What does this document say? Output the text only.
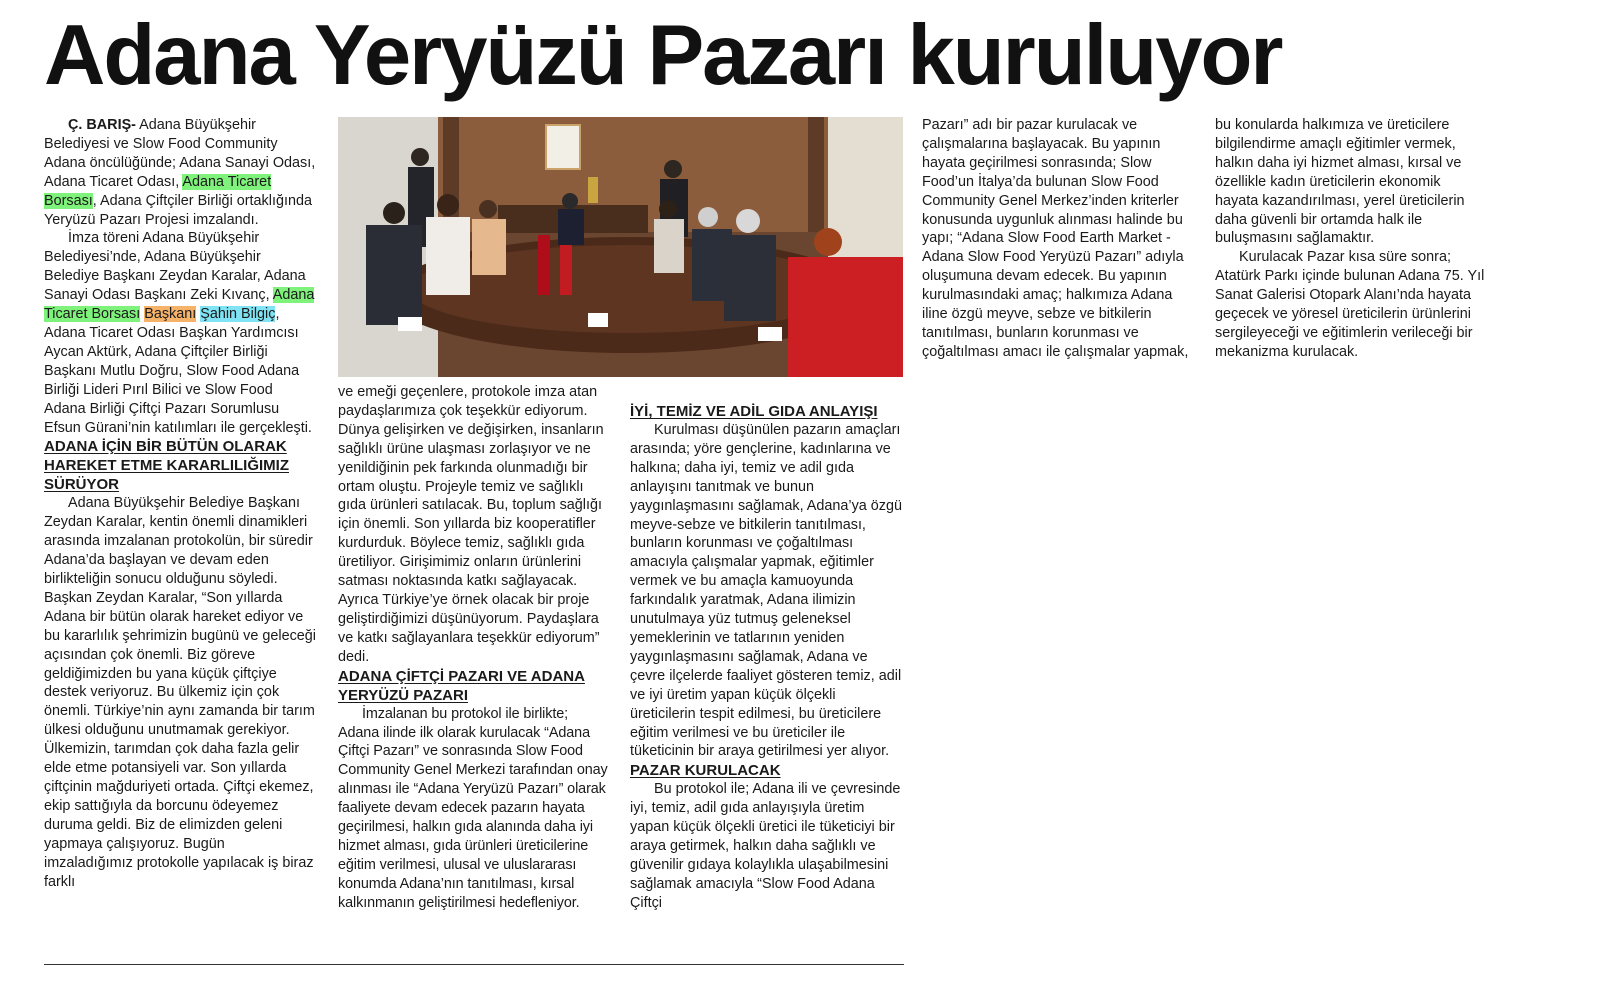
Adana Yeryüzü Pazarı kuruluyor

Ç. BARIŞ- Adana Büyükşehir Belediyesi ve Slow Food Community Adana öncülüğünde; Adana Sanayi Odası, Adana Ticaret Odası, Adana Ticaret Borsası, Adana Çiftçiler Birliği ortaklığında Yeryüzü Pazarı Projesi imzalandı.

İmza töreni Adana Büyükşehir Belediyesi’nde, Adana Büyükşehir Belediye Başkanı Zeydan Karalar, Adana Sanayi Odası Başkanı Zeki Kıvanç, Adana Ticaret Borsası Başkanı Şahin Bilgiç, Adana Ticaret Odası Başkan Yardımcısı Aycan Aktürk, Adana Çiftçiler Birliği Başkanı Mutlu Doğru, Slow Food Adana Birliği Lideri Pırıl Bilici ve Slow Food Adana Birliği Çiftçi Pazarı Sorumlusu Efsun Gürani’nin katılımları ile gerçekleşti.

ADANA İÇİN BİR BÜTÜN OLARAK HAREKET ETME KARARLILIĞIMIZ SÜRÜYOR

Adana Büyükşehir Belediye Başkanı Zeydan Karalar, kentin önemli dinamikleri arasında imzalanan protokolün, bir süredir Adana’da başlayan ve devam eden birlikteliğin sonucu olduğunu söyledi. Başkan Zeydan Karalar, “Son yıllarda Adana bir bütün olarak hareket ediyor ve bu kararlılık şehrimizin bugünü ve geleceği açısından çok önemli. Biz göreve geldiğimizden bu yana küçük çiftçiye destek veriyoruz. Bu ülkemiz için çok önemli. Türkiye’nin aynı zamanda bir tarım ülkesi olduğunu unutmamak gerekiyor. Ülkemizin, tarımdan çok daha fazla gelir elde etme potansiyeli var. Son yıllarda çiftçinin mağduriyeti ortada. Çiftçi ekemez, ekip sattığıyla da borcunu ödeyemez duruma geldi. Biz de elimizden geleni yapmaya çalışıyoruz. Bugün imzaladığımız protokolle yapılacak iş biraz farklı

ve emeği geçenlere, protokole imza atan paydaşlarımıza çok teşekkür ediyorum. Dünya gelişirken ve değişirken, insanların sağlıklı ürüne ulaşması zorlaşıyor ve ne yenildiğinin pek farkında olunmadığı bir ortam oluştu. Projeyle temiz ve sağlıklı gıda ürünleri satılacak. Bu, toplum sağlığı için önemli. Son yıllarda biz kooperatifler kurdurduk. Böylece temiz, sağlıklı gıda üretiliyor. Girişimimiz onların ürünlerini satması noktasında katkı sağlayacak. Ayrıca Türkiye’ye örnek olacak bir proje geliştirdiğimizi düşünüyorum. Paydaşlara ve katkı sağlayanlara teşekkür ediyorum” dedi.

ADANA ÇİFTÇİ PAZARI VE ADANA YERYÜZÜ PAZARI

İmzalanan bu protokol ile birlikte; Adana ilinde ilk olarak kurulacak “Adana Çiftçi Pazarı” ve sonrasında Slow Food Community Genel Merkezi tarafından onay alınması ile “Adana Yeryüzü Pazarı” olarak faaliyete devam edecek pazarın hayata geçirilmesi, halkın gıda alanında daha iyi hizmet alması, gıda ürünleri üreticilerine eğitim verilmesi, ulusal ve uluslararası konumda Adana’nın tanıtılması, kırsal kalkınmanın geliştirilmesi hedefleniyor.

İYİ, TEMİZ VE ADİL GIDA ANLAYIŞI

Kurulması düşünülen pazarın amaçları arasında; yöre gençlerine, kadınlarına ve halkına; daha iyi, temiz ve adil gıda anlayışını tanıtmak ve bunun yaygınlaşmasını sağlamak, Adana’ya özgü meyve-sebze ve bitkilerin tanıtılması, bunların korunması ve çoğaltılması amacıyla çalışmalar yapmak, eğitimler vermek ve bu amaçla kamuoyunda farkındalık yaratmak, Adana ilimizin unutulmaya yüz tutmuş geleneksel yemeklerinin ve tatlarının yeniden yaygınlaşmasını sağlamak, Adana ve çevre ilçelerde faaliyet gösteren temiz, adil ve iyi üretim yapan küçük ölçekli üreticilerin tespit edilmesi, bu üreticilere eğitim verilmesi ve bu üreticiler ile tüketicinin bir araya getirilmesi yer alıyor.

PAZAR KURULACAK

Bu protokol ile; Adana ili ve çevresinde iyi, temiz, adil gıda anlayışıyla üretim yapan küçük ölçekli üretici ile tüketiciyi bir araya getirmek, halkın daha sağlıklı ve güvenilir gıdaya kolaylıkla ulaşabilmesini sağlamak amacıyla “Slow Food Adana Çiftçi

Pazarı” adı bir pazar kurulacak ve çalışmalarına başlayacak. Bu yapının hayata geçirilmesi sonrasında; Slow Food’un İtalya’da bulunan Slow Food Community Genel Merkez’inden kriterler konusunda uygunluk alınması halinde bu yapı; “Adana Slow Food Earth Market - Adana Slow Food Yeryüzü Pazarı” adıyla oluşumuna devam edecek. Bu yapının kurulmasındaki amaç; halkımıza Adana iline özgü meyve, sebze ve bitkilerin tanıtılması, bunların korunması ve çoğaltılması amacı ile çalışmalar yapmak,

bu konularda halkımıza ve üreticilere bilgilendirme amaçlı eğitimler vermek, halkın daha iyi hizmet alması, kırsal ve özellikle kadın üreticilerin ekonomik hayata kazandırılması, yerel üreticilerin daha güvenli bir ortamda halk ile buluşmasını sağlamaktır.

Kurulacak Pazar kısa süre sonra; Atatürk Parkı içinde bulunan Adana 75. Yıl Sanat Galerisi Otopark Alanı’nda hayata geçecek ve yöresel üreticilerin ürünlerini sergileyeceği ve eğitimlerin verileceği bir mekanizma kurulacak.
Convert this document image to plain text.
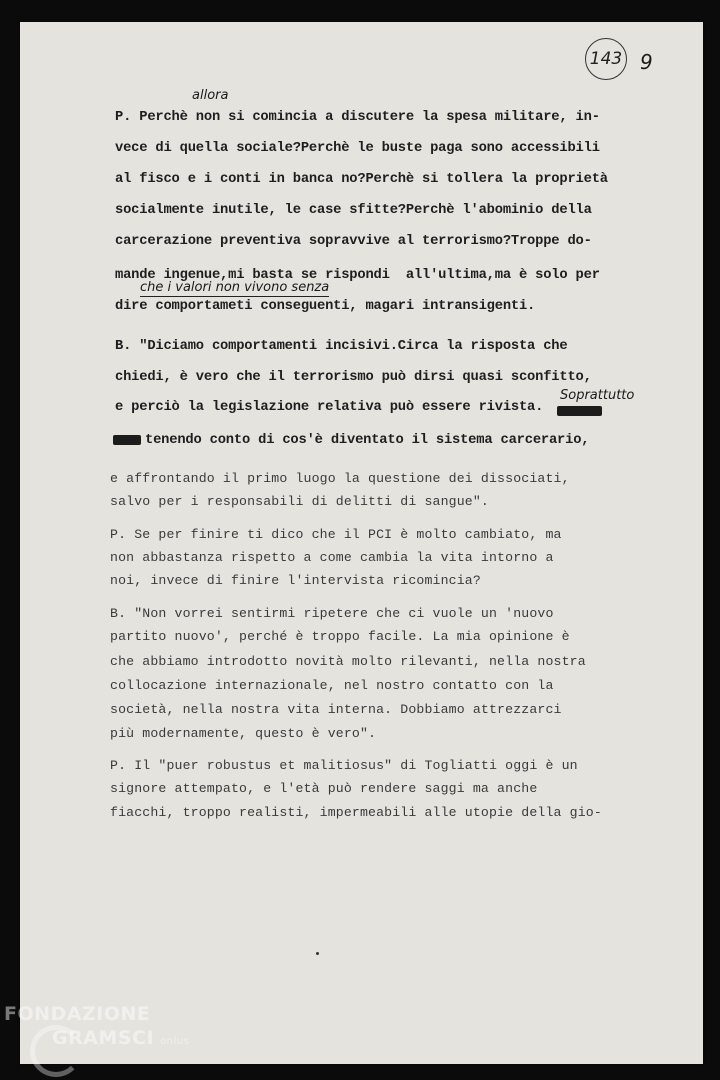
143 9
allora
che i valori non vivono senza
Soprattutto
P. Perchè non si comincia a discutere la spesa militare, in-
vece di quella sociale?Perchè le buste paga sono accessibili
al fisco e i conti in banca no?Perchè si tollera la proprietà
socialmente inutile, le case sfitte?Perchè l'abominio della
carcerazione preventiva sopravvive al terrorismo?Troppe do-
mande ingenue,mi basta se rispondi  all'ultima,ma è solo per
dire comportameti conseguenti, magari intransigenti.
B. "Diciamo comportamenti incisivi.Circa la risposta che
chiedi, è vero che il terrorismo può dirsi quasi sconfitto,
e perciò la legislazione relativa può essere rivista.
tenendo conto di cos'è diventato il sistema carcerario,
e affrontando il primo luogo la questione dei dissociati,
salvo per i responsabili di delitti di sangue".
P. Se per finire ti dico che il PCI è molto cambiato, ma
non abbastanza rispetto a come cambia la vita intorno a
noi, invece di finire l'intervista ricomincia?
B. "Non vorrei sentirmi ripetere che ci vuole un 'nuovo
partito nuovo', perché è troppo facile. La mia opinione è
che abbiamo introdotto novità molto rilevanti, nella nostra
collocazione internazionale, nel nostro contatto con la
società, nella nostra vita interna. Dobbiamo attrezzarci
più modernamente, questo è vero".
P. Il "puer robustus et malitiosus" di Togliatti oggi è un
signore attempato, e l'età può rendere saggi ma anche
fiacchi, troppo realisti, impermeabili alle utopie della gio-
FONDAZIONE
GRAMSCI onlus
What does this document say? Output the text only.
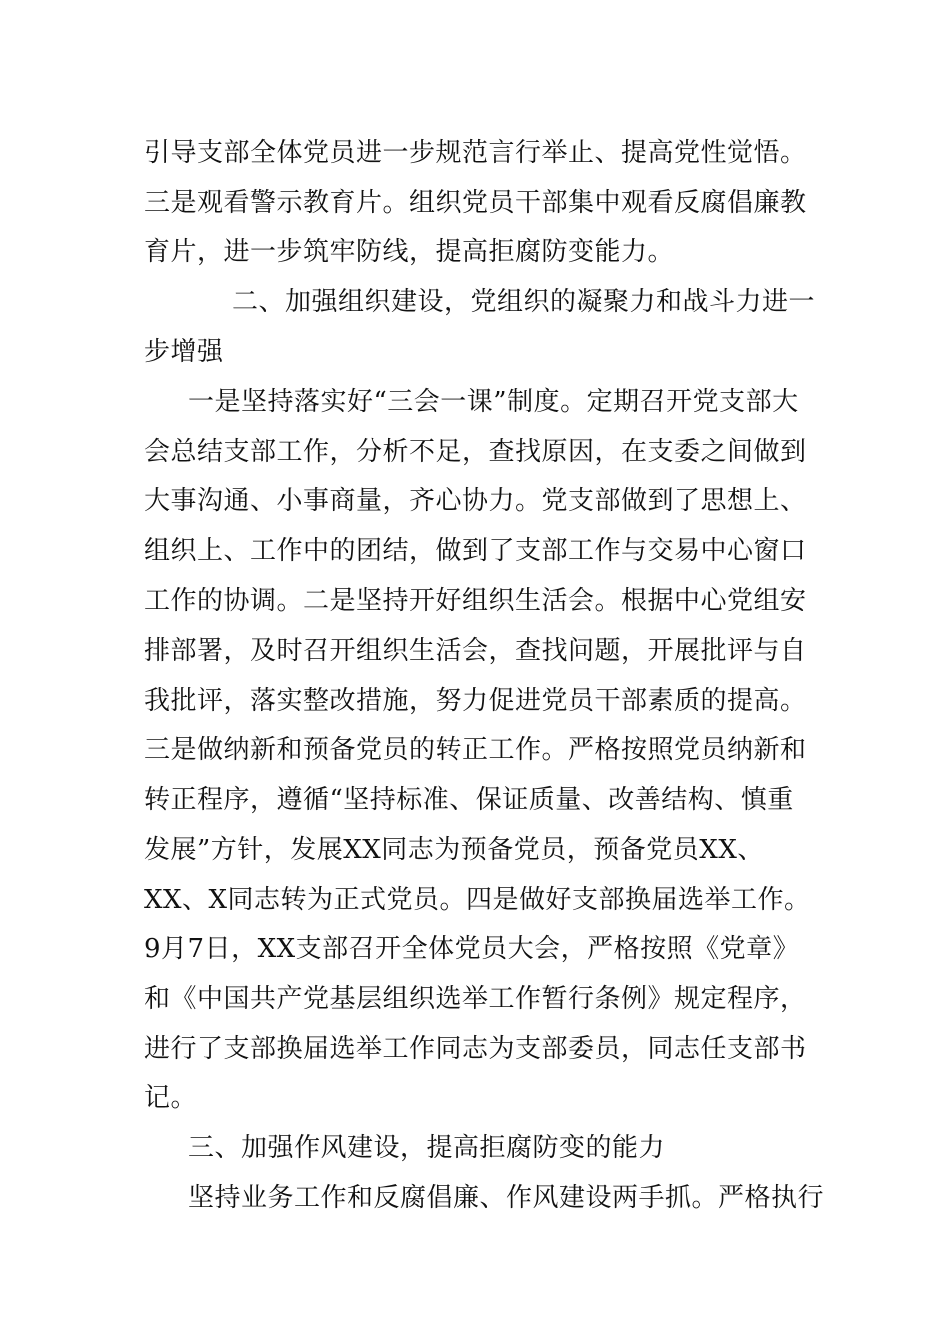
引导支部全体党员进一步规范言行举止、提高党性觉悟。
三是观看警示教育片。组织党员干部集中观看反腐倡廉教
育片，进一步筑牢防线，提高拒腐防变能力。
二、加强组织建设，党组织的凝聚力和战斗力进一
步增强
一是坚持落实好“三会一课”制度。定期召开党支部大
会总结支部工作，分析不足，查找原因，在支委之间做到
大事沟通、小事商量，齐心协力。党支部做到了思想上、
组织上、工作中的团结，做到了支部工作与交易中心窗口
工作的协调。二是坚持开好组织生活会。根据中心党组安
排部署，及时召开组织生活会，查找问题，开展批评与自
我批评，落实整改措施，努力促进党员干部素质的提高。
三是做纳新和预备党员的转正工作。严格按照党员纳新和
转正程序，遵循“坚持标准、保证质量、改善结构、慎重
发展”方针，发展XX同志为预备党员，预备党员XX、
XX、X同志转为正式党员。四是做好支部换届选举工作。
9月7日，XX支部召开全体党员大会，严格按照《党章》
和《中国共产党基层组织选举工作暂行条例》规定程序，
进行了支部换届选举工作同志为支部委员，同志任支部书
记。
三、加强作风建设，提高拒腐防变的能力
坚持业务工作和反腐倡廉、作风建设两手抓。严格执行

● ● ●

INSTRUCTIONS TO FOLLOW — Identify each line containing the string "edecek" and copy it out.

SOLUTION —
İmzalanan bu protokol ile birlikte; Adana ilinde ilk olarak kurulacak “Adana Çiftçi Pazarı” ve sonrasında Slow Food Community Genel Merkezi tarafından onay alınması ile “Adana Yeryüzü Pazarı” olarak faaliyete devam edecek pazarın hayata geçirilmesi, halkın gıda alanında daha iyi hizmet alması, gıda ürünleri üreticilerine eğitim verilmesi, ulusal ve uluslararası konumda Adana’nın tanıtılması, kırsal kalkınmanın geliştirilmesi hedefleniyor.
Pazarı” adı bir pazar kurulacak ve çalışmalarına başlayacak. Bu yapının hayata geçirilmesi sonrasında; Slow Food’un İtalya’da bulunan Slow Food Community Genel Merkez’inden kriterler konusunda uygunluk alınması halinde bu yapı; “Adana Slow Food Earth Market - Adana Slow Food Yeryüzü Pazarı” adıyla oluşumuna devam edecek. Bu yapının kurulmasındaki amaç; halkımıza Adana iline özgü meyve, sebze ve bitkilerin tanıtılması, bunların korunması ve çoğaltılması amacı ile çalışmalar yapmak,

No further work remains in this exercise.